[Figure dataset records]
>> Start
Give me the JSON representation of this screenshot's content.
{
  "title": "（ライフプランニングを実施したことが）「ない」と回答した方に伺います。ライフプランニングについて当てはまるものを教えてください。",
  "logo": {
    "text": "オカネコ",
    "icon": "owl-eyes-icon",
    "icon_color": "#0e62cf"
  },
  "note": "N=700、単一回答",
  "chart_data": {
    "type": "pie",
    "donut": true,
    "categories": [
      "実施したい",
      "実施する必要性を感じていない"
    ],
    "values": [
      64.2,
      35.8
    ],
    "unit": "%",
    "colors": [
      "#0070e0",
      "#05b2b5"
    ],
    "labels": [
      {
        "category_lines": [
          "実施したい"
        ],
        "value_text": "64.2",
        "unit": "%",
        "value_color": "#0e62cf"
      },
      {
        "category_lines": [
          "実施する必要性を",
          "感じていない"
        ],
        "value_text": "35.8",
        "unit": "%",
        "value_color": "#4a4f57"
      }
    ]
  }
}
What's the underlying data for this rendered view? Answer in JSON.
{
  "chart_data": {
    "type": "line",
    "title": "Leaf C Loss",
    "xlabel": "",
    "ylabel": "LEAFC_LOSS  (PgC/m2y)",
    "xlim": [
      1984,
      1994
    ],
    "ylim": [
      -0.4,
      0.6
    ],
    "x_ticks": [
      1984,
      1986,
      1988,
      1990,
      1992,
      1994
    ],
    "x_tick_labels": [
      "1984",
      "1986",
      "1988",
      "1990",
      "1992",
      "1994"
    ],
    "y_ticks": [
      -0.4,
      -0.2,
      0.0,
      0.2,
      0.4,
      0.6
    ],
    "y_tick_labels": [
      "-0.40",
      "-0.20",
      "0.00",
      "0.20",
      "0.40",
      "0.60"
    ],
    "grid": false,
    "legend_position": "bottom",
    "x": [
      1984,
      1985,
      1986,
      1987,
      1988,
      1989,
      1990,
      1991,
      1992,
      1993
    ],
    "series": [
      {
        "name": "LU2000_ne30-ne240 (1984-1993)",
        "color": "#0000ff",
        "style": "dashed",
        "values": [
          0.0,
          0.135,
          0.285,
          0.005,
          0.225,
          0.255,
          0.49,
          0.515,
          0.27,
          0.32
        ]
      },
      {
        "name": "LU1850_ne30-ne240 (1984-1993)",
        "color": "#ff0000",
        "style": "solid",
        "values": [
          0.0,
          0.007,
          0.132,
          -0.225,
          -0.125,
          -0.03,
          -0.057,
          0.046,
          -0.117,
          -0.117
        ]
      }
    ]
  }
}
>> End
**Goal**: Return the whole listing exactly, with every line included.

**Correct answer**:
Give me the JSON representation of this screenshot's content.
{
  "title": "（ライフプランニングを実施したことが）「ない」と回答した方に伺います。ライフプランニングについて当てはまるものを教えてください。",
  "logo": {
    "text": "オカネコ",
    "icon": "owl-eyes-icon",
    "icon_color": "#0e62cf"
  },
  "note": "N=700、単一回答",
  "chart_data": {
    "type": "pie",
    "donut": true,
    "categories": [
      "実施したい",
      "実施する必要性を感じていない"
    ],
    "values": [
      64.2,
      35.8
    ],
    "unit": "%",
    "colors": [
      "#0070e0",
      "#05b2b5"
    ],
    "labels": [
      {
        "category_lines": [
          "実施したい"
        ],
        "value_text": "64.2",
        "unit": "%",
        "value_color": "#0e62cf"
      },
      {
        "category_lines": [
          "実施する必要性を",
          "感じていない"
        ],
        "value_text": "35.8",
        "unit": "%",
        "value_color": "#4a4f57"
      }
    ]
  }
}
What's the underlying data for this rendered view? Answer in JSON.
{
  "chart_data": {
    "type": "line",
    "title": "Leaf C Loss",
    "xlabel": "",
    "ylabel": "LEAFC_LOSS  (PgC/m2y)",
    "xlim": [
      1984,
      1994
    ],
    "ylim": [
      -0.4,
      0.6
    ],
    "x_ticks": [
      1984,
      1986,
      1988,
      1990,
      1992,
      1994
    ],
    "x_tick_labels": [
      "1984",
      "1986",
      "1988",
      "1990",
      "1992",
      "1994"
    ],
    "y_ticks": [
      -0.4,
      -0.2,
      0.0,
      0.2,
      0.4,
      0.6
    ],
    "y_tick_labels": [
      "-0.40",
      "-0.20",
      "0.00",
      "0.20",
      "0.40",
      "0.60"
    ],
    "grid": false,
    "legend_position": "bottom",
    "x": [
      1984,
      1985,
      1986,
      1987,
      1988,
      1989,
      1990,
      1991,
      1992,
      1993
    ],
    "series": [
      {
        "name": "LU2000_ne30-ne240 (1984-1993)",
        "color": "#0000ff",
        "style": "dashed",
        "values": [
          0.0,
          0.135,
          0.285,
          0.005,
          0.225,
          0.255,
          0.49,
          0.515,
          0.27,
          0.32
        ]
      },
      {
        "name": "LU1850_ne30-ne240 (1984-1993)",
        "color": "#ff0000",
        "style": "solid",
        "values": [
          0.0,
          0.007,
          0.132,
          -0.225,
          -0.125,
          -0.03,
          -0.057,
          0.046,
          -0.117,
          -0.117
        ]
      }
    ]
  }
}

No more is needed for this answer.